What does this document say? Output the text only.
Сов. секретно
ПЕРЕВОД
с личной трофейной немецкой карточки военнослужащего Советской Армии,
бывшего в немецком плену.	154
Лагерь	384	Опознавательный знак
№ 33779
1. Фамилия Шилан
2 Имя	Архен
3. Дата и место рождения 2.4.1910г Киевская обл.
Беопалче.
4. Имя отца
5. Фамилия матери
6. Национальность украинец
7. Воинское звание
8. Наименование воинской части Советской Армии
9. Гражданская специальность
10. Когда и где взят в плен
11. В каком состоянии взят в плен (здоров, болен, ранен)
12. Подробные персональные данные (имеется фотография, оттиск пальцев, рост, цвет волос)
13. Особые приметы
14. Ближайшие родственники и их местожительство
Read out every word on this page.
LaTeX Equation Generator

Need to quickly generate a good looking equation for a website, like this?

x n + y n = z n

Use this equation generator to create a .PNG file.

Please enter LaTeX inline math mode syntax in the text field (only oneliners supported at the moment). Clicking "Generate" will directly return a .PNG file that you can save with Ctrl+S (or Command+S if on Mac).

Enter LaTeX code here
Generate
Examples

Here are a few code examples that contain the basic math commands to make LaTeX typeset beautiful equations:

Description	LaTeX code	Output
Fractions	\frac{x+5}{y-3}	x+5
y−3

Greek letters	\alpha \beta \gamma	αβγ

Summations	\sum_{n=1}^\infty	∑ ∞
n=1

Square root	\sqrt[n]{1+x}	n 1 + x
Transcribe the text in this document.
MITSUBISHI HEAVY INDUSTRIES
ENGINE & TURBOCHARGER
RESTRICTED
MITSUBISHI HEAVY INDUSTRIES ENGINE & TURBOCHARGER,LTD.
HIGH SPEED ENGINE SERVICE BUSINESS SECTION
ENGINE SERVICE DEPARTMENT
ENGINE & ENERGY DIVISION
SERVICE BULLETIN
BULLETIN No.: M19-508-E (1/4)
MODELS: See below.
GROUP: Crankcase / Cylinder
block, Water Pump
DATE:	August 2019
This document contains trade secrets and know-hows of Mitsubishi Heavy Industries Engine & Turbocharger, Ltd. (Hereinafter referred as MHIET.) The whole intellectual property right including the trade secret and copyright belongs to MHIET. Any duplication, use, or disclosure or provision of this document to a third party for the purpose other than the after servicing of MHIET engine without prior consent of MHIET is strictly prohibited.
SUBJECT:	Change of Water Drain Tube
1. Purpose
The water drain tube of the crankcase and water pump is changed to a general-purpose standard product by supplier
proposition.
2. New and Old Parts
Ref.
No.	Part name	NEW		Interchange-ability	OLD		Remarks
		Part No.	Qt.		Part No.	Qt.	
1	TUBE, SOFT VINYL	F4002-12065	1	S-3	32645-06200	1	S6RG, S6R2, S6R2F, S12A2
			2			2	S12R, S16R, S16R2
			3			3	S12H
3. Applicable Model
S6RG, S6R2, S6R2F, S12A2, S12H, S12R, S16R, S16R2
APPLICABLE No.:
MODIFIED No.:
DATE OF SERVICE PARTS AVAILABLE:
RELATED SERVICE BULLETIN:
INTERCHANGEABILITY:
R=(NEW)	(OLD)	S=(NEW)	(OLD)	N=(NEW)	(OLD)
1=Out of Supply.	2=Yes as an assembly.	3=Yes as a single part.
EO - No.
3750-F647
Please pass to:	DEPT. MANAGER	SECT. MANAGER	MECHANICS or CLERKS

——

**Directive:** Send back all of the entries exactly, with nothing missing.

**Solution to the exercise:**
What does this document say? Output the text only.
Сов. секретно
ПЕРЕВОД
с личной трофейной немецкой карточки военнослужащего Советской Армии,
бывшего в немецком плену.	154
Лагерь	384	Опознавательный знак
№ 33779
1. Фамилия Шилан
2 Имя	Архен
3. Дата и место рождения 2.4.1910г Киевская обл.
Беопалче.
4. Имя отца
5. Фамилия матери
6. Национальность украинец
7. Воинское звание
8. Наименование воинской части Советской Армии
9. Гражданская специальность
10. Когда и где взят в плен
11. В каком состоянии взят в плен (здоров, болен, ранен)
12. Подробные персональные данные (имеется фотография, оттиск пальцев, рост, цвет волос)
13. Особые приметы
14. Ближайшие родственники и их местожительство
Read out every word on this page.
LaTeX Equation Generator

Need to quickly generate a good looking equation for a website, like this?

x n + y n = z n

Use this equation generator to create a .PNG file.

Please enter LaTeX inline math mode syntax in the text field (only oneliners supported at the moment). Clicking "Generate" will directly return a .PNG file that you can save with Ctrl+S (or Command+S if on Mac).

Enter LaTeX code here
Generate
Examples

Here are a few code examples that contain the basic math commands to make LaTeX typeset beautiful equations:

Description	LaTeX code	Output
Fractions	\frac{x+5}{y-3}	x+5
y−3

Greek letters	\alpha \beta \gamma	αβγ

Summations	\sum_{n=1}^\infty	∑ ∞
n=1

Square root	\sqrt[n]{1+x}	n 1 + x
Transcribe the text in this document.
MITSUBISHI HEAVY INDUSTRIES
ENGINE & TURBOCHARGER
RESTRICTED
MITSUBISHI HEAVY INDUSTRIES ENGINE & TURBOCHARGER,LTD.
HIGH SPEED ENGINE SERVICE BUSINESS SECTION
ENGINE SERVICE DEPARTMENT
ENGINE & ENERGY DIVISION
SERVICE BULLETIN
BULLETIN No.: M19-508-E (1/4)
MODELS: See below.
GROUP: Crankcase / Cylinder
block, Water Pump
DATE:	August 2019
This document contains trade secrets and know-hows of Mitsubishi Heavy Industries Engine & Turbocharger, Ltd. (Hereinafter referred as MHIET.) The whole intellectual property right including the trade secret and copyright belongs to MHIET. Any duplication, use, or disclosure or provision of this document to a third party for the purpose other than the after servicing of MHIET engine without prior consent of MHIET is strictly prohibited.
SUBJECT:	Change of Water Drain Tube
1. Purpose
The water drain tube of the crankcase and water pump is changed to a general-purpose standard product by supplier
proposition.
2. New and Old Parts
Ref.
No.	Part name	NEW		Interchange-ability	OLD		Remarks
		Part No.	Qt.		Part No.	Qt.	
1	TUBE, SOFT VINYL	F4002-12065	1	S-3	32645-06200	1	S6RG, S6R2, S6R2F, S12A2
			2			2	S12R, S16R, S16R2
			3			3	S12H
3. Applicable Model
S6RG, S6R2, S6R2F, S12A2, S12H, S12R, S16R, S16R2
APPLICABLE No.:
MODIFIED No.:
DATE OF SERVICE PARTS AVAILABLE:
RELATED SERVICE BULLETIN:
INTERCHANGEABILITY:
R=(NEW)	(OLD)	S=(NEW)	(OLD)	N=(NEW)	(OLD)
1=Out of Supply.	2=Yes as an assembly.	3=Yes as a single part.
EO - No.
3750-F647
Please pass to:	DEPT. MANAGER	SECT. MANAGER	MECHANICS or CLERKS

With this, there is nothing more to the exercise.